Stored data
※ ※ ※
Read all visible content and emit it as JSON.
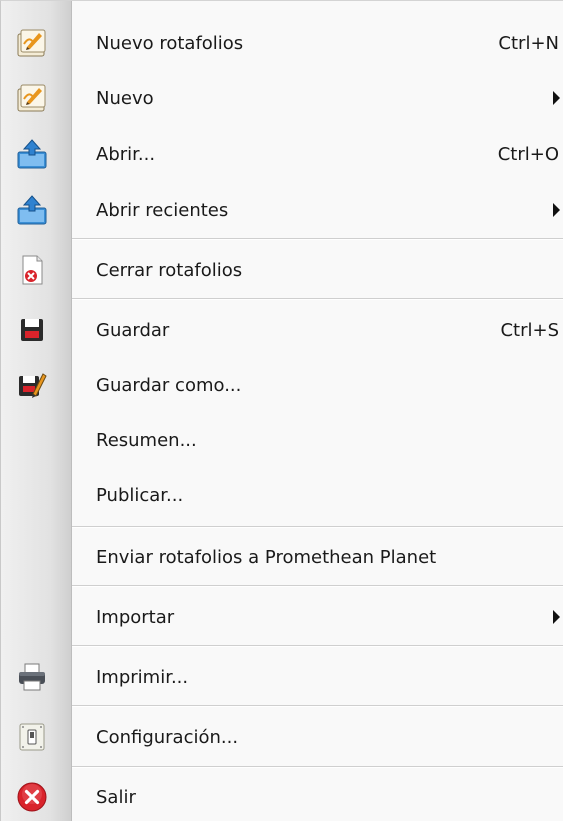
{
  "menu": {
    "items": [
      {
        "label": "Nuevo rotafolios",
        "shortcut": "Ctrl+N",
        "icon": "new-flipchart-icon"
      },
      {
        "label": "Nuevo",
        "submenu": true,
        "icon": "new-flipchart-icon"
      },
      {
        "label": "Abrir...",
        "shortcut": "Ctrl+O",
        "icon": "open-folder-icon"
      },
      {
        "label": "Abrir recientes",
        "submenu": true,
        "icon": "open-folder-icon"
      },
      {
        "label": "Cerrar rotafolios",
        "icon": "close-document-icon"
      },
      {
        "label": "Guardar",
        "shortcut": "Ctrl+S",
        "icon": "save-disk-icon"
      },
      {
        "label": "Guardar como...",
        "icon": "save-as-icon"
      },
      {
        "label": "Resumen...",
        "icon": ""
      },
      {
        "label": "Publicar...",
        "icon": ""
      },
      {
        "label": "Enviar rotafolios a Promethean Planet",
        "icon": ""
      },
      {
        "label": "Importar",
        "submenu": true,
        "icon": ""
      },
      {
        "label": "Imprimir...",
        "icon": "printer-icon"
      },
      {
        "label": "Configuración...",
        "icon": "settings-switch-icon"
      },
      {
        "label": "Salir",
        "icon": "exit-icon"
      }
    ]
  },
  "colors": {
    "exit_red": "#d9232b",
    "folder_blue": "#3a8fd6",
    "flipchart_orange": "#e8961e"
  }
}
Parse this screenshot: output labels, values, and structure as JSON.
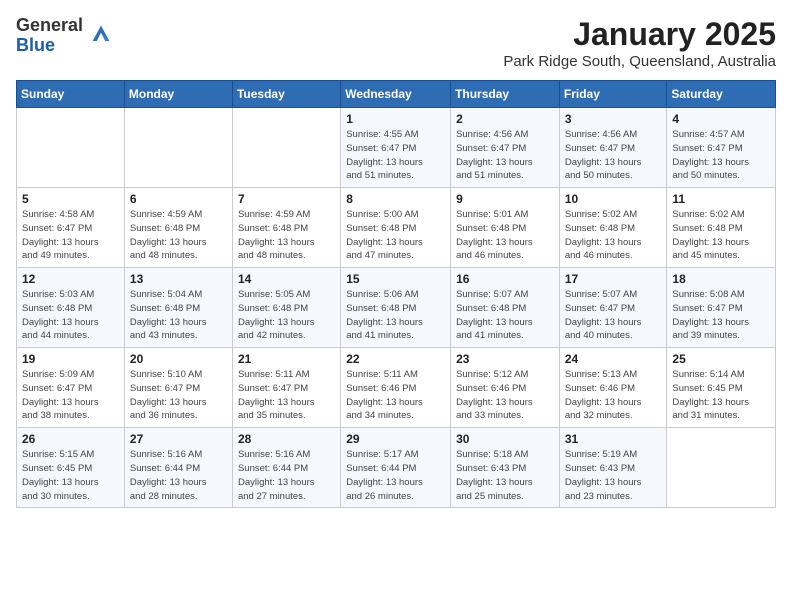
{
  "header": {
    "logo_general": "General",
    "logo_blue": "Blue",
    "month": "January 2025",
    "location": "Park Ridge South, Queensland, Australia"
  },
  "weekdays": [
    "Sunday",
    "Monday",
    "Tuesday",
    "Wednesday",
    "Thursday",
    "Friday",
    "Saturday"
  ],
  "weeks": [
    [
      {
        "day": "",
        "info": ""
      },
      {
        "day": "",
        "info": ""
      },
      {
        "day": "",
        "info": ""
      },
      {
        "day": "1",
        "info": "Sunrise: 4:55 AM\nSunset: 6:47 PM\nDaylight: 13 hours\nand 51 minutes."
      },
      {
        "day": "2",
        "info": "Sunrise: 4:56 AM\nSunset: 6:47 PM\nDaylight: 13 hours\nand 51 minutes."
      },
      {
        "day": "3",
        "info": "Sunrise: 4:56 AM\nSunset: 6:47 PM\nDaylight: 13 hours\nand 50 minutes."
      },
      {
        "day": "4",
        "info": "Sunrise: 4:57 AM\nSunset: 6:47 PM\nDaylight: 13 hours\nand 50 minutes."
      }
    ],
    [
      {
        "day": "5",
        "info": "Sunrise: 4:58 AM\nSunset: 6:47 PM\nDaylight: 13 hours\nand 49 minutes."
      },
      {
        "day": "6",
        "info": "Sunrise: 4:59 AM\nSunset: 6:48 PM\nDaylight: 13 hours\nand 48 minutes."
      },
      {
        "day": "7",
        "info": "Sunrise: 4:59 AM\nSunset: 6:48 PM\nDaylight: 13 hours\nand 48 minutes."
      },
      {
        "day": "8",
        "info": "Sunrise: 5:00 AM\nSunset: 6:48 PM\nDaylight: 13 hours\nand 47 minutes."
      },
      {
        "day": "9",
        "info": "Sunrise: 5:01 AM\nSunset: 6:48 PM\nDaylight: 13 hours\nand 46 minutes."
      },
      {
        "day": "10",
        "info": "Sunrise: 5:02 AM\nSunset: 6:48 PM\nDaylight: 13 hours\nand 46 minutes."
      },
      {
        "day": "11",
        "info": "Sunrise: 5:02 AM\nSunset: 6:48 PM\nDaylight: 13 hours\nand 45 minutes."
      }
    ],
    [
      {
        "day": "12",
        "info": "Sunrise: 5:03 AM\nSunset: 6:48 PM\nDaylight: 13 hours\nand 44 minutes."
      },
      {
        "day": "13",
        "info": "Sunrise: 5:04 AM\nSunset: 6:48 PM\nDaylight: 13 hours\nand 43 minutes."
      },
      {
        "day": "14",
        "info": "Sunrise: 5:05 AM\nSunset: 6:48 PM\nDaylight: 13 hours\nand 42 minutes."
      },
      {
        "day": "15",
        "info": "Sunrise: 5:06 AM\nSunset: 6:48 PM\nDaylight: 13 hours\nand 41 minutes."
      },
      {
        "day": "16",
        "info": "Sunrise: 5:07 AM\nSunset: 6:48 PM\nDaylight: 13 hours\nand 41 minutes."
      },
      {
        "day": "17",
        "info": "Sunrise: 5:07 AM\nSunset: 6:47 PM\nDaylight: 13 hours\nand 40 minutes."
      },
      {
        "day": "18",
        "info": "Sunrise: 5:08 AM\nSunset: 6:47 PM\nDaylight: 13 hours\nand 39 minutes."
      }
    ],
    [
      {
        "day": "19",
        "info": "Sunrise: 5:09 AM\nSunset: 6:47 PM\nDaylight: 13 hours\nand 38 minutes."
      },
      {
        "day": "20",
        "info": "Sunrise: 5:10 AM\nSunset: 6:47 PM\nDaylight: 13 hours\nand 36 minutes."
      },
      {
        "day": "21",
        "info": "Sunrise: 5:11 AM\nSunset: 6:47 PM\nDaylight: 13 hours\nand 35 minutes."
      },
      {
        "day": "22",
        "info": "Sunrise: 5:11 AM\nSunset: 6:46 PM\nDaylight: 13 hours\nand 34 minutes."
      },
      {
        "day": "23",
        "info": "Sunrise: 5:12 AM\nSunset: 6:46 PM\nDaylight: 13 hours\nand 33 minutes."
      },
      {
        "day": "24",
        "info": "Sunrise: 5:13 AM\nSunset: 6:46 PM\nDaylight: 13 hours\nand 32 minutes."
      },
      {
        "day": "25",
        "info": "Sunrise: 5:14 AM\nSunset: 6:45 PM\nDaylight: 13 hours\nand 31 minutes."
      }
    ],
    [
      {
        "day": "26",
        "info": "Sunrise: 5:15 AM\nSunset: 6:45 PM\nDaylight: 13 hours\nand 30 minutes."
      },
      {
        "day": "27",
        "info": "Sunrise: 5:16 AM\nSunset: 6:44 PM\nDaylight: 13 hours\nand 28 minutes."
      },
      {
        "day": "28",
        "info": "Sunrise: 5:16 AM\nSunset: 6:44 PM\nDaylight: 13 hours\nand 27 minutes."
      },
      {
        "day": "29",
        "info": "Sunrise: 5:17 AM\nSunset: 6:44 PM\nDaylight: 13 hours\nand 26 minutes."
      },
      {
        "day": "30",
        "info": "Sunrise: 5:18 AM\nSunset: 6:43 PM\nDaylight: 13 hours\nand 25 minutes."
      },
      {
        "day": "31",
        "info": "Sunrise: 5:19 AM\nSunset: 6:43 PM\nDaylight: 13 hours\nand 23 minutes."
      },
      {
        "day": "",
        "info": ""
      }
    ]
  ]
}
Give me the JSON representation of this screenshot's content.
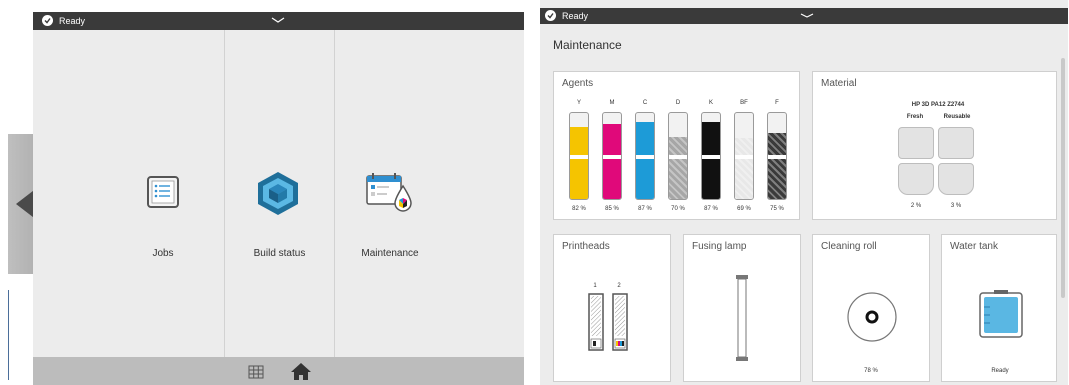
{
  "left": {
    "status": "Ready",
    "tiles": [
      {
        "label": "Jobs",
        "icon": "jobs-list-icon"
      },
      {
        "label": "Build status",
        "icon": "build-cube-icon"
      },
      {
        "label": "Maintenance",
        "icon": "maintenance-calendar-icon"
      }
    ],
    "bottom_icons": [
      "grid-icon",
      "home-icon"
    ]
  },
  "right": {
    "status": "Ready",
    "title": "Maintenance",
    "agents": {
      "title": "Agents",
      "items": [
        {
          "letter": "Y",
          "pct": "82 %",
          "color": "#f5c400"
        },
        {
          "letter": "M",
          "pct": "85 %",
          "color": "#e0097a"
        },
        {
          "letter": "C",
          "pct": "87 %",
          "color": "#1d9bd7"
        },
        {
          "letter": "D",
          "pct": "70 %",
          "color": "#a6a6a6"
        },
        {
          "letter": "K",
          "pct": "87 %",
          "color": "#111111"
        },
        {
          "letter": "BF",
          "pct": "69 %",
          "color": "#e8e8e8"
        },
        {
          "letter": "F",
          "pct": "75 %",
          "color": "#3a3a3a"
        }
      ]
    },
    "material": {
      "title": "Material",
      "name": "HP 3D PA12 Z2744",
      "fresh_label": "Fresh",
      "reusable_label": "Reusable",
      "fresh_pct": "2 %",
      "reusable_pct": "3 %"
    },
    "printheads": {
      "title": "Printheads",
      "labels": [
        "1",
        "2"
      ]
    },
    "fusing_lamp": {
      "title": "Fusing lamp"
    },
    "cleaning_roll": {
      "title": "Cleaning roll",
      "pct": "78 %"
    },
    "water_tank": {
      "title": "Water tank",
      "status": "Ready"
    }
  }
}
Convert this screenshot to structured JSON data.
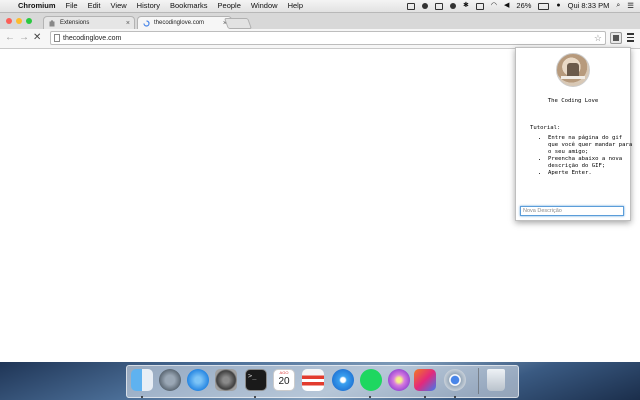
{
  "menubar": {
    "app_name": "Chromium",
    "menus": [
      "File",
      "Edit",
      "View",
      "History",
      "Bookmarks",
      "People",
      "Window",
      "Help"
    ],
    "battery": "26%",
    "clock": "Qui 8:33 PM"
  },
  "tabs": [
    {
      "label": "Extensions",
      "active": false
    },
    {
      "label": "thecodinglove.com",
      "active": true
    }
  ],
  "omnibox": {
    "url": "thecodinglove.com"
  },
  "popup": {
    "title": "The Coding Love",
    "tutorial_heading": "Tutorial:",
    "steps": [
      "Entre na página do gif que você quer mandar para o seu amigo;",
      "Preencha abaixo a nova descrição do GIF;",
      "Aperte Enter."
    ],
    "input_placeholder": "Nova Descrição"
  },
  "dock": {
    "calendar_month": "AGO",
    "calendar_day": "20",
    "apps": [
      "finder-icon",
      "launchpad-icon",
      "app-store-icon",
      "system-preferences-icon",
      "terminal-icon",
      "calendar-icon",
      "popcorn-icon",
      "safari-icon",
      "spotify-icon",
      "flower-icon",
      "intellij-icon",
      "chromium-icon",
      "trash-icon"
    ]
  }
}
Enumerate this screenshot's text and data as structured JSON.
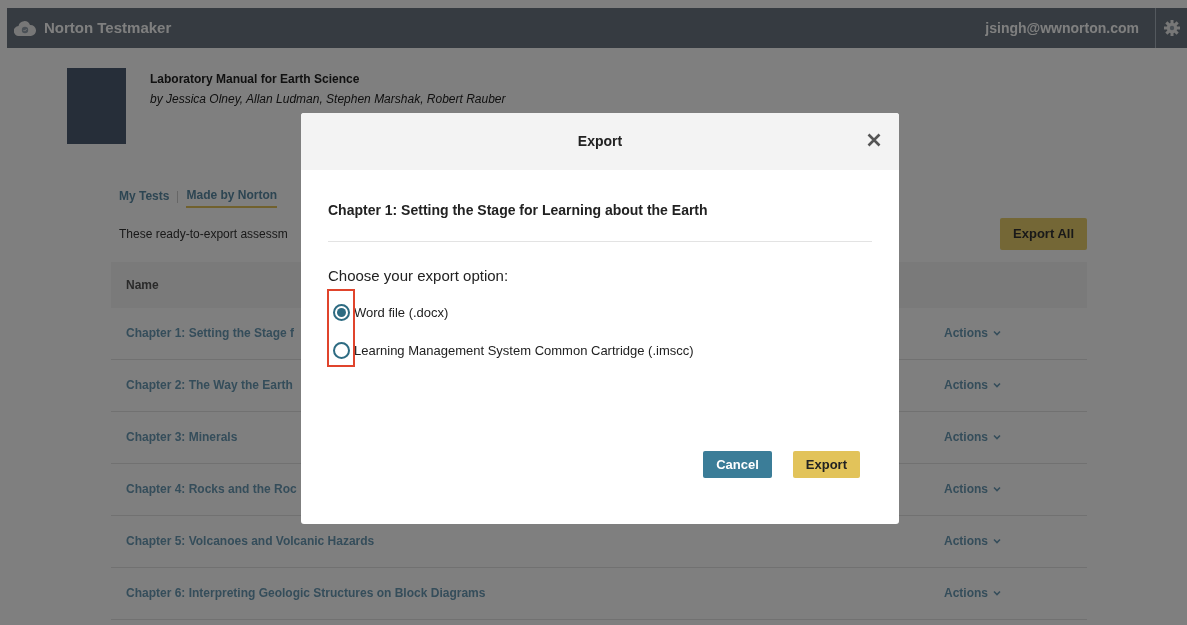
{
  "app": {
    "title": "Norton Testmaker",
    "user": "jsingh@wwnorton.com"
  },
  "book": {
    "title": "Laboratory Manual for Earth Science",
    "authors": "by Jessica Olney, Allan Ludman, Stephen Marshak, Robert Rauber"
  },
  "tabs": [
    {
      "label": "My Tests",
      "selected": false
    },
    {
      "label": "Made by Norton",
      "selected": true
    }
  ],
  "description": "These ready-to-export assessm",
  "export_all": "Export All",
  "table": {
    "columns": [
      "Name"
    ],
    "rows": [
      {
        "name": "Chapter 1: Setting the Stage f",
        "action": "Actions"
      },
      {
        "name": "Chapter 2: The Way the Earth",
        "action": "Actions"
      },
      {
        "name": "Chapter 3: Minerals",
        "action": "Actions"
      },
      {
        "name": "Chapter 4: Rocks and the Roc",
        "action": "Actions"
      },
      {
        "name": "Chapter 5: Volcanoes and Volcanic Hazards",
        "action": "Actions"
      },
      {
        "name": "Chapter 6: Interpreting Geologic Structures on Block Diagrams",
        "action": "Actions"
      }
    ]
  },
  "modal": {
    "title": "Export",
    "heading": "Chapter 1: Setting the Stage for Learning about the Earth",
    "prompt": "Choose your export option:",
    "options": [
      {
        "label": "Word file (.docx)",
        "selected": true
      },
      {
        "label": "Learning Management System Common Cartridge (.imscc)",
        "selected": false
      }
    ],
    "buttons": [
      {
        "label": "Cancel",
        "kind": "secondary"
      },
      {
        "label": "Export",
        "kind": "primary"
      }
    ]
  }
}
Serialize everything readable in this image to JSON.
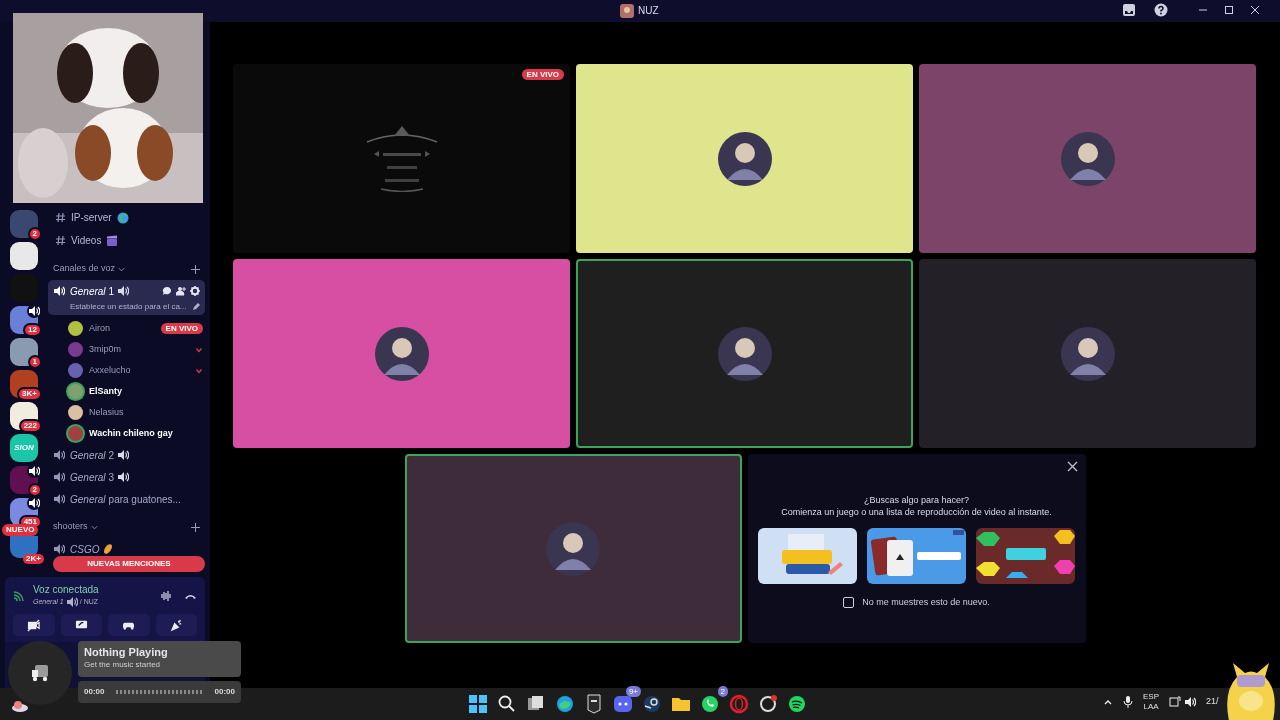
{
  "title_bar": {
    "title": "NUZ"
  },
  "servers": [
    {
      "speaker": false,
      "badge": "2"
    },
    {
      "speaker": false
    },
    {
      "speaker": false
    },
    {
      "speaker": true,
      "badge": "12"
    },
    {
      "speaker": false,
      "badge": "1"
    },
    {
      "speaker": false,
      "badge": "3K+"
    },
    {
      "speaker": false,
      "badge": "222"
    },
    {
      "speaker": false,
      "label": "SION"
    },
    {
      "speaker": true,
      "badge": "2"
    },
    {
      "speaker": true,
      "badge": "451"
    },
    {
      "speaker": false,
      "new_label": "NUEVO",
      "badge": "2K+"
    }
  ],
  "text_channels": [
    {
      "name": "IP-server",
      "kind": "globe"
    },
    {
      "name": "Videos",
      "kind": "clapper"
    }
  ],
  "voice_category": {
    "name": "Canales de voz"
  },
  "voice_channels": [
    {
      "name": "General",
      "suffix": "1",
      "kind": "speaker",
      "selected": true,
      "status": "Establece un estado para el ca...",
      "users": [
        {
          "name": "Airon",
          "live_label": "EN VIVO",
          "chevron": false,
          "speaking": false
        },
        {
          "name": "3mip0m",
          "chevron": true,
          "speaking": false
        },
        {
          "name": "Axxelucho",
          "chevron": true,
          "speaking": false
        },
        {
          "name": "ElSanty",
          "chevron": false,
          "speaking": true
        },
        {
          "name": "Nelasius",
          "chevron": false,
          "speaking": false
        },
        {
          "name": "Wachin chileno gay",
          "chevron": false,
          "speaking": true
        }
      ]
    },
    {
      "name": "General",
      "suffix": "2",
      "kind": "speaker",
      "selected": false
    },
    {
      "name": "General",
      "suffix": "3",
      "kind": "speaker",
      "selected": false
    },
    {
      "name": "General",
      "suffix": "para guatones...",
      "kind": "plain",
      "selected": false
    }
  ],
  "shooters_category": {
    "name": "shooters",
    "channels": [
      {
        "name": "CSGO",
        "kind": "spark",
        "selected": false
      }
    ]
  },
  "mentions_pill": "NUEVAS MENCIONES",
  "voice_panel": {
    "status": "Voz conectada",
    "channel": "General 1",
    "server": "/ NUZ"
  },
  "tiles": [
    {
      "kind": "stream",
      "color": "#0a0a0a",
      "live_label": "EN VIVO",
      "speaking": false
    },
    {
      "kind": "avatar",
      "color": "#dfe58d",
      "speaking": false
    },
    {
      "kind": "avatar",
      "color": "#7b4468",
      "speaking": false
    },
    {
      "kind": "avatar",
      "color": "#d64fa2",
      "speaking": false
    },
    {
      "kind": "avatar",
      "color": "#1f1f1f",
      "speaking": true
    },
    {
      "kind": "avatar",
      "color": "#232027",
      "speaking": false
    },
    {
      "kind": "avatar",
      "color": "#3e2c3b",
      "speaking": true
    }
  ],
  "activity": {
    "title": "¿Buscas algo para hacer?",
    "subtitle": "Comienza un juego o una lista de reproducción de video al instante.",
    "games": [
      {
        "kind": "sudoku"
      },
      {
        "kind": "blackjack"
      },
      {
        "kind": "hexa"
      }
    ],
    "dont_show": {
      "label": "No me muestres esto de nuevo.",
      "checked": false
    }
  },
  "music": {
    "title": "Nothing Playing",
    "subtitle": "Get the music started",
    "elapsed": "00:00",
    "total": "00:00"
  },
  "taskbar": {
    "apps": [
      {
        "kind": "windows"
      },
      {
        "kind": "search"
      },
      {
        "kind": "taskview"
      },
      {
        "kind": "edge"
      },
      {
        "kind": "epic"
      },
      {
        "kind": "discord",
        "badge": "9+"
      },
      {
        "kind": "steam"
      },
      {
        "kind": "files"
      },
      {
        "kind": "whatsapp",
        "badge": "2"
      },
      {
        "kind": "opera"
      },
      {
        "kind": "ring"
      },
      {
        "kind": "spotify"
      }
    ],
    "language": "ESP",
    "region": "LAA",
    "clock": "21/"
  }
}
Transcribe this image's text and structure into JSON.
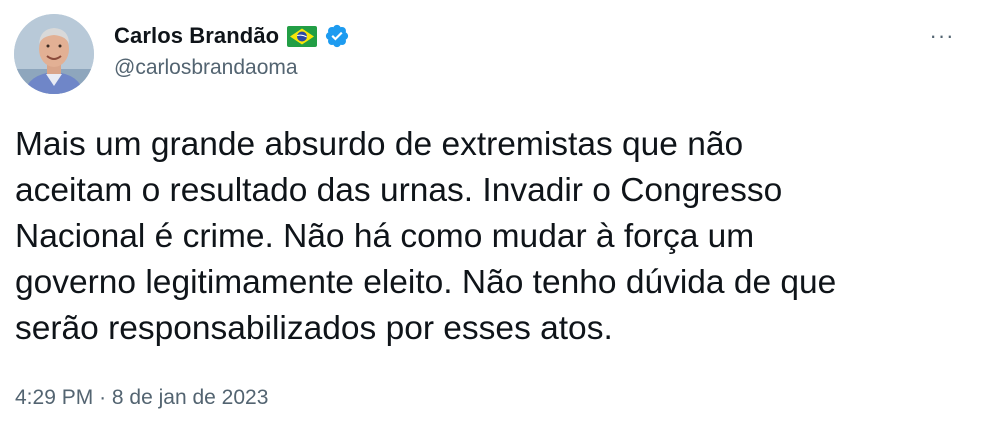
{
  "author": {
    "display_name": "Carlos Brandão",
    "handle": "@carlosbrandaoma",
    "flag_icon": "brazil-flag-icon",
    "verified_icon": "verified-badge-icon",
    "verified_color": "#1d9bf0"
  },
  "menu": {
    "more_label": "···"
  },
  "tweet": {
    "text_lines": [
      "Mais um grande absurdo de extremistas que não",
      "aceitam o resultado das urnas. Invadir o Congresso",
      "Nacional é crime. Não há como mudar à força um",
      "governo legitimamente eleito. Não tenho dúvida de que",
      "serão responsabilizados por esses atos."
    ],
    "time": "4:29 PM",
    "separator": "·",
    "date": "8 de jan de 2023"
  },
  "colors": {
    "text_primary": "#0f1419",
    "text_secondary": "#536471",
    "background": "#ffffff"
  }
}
※ ※ ※
_WHAT NEEDS TO BE DONE_: Retype, word for word, only the lines from the line with "Transcribe this image's" to the final line of the listing above; the pictures do not belong in the copy.

_OUTPUT_:
Transcribe this image's text and structure into JSON.
{
  "author": {
    "display_name": "Carlos Brandão",
    "handle": "@carlosbrandaoma",
    "flag_icon": "brazil-flag-icon",
    "verified_icon": "verified-badge-icon",
    "verified_color": "#1d9bf0"
  },
  "menu": {
    "more_label": "···"
  },
  "tweet": {
    "text_lines": [
      "Mais um grande absurdo de extremistas que não",
      "aceitam o resultado das urnas. Invadir o Congresso",
      "Nacional é crime. Não há como mudar à força um",
      "governo legitimamente eleito. Não tenho dúvida de que",
      "serão responsabilizados por esses atos."
    ],
    "time": "4:29 PM",
    "separator": "·",
    "date": "8 de jan de 2023"
  },
  "colors": {
    "text_primary": "#0f1419",
    "text_secondary": "#536471",
    "background": "#ffffff"
  }
}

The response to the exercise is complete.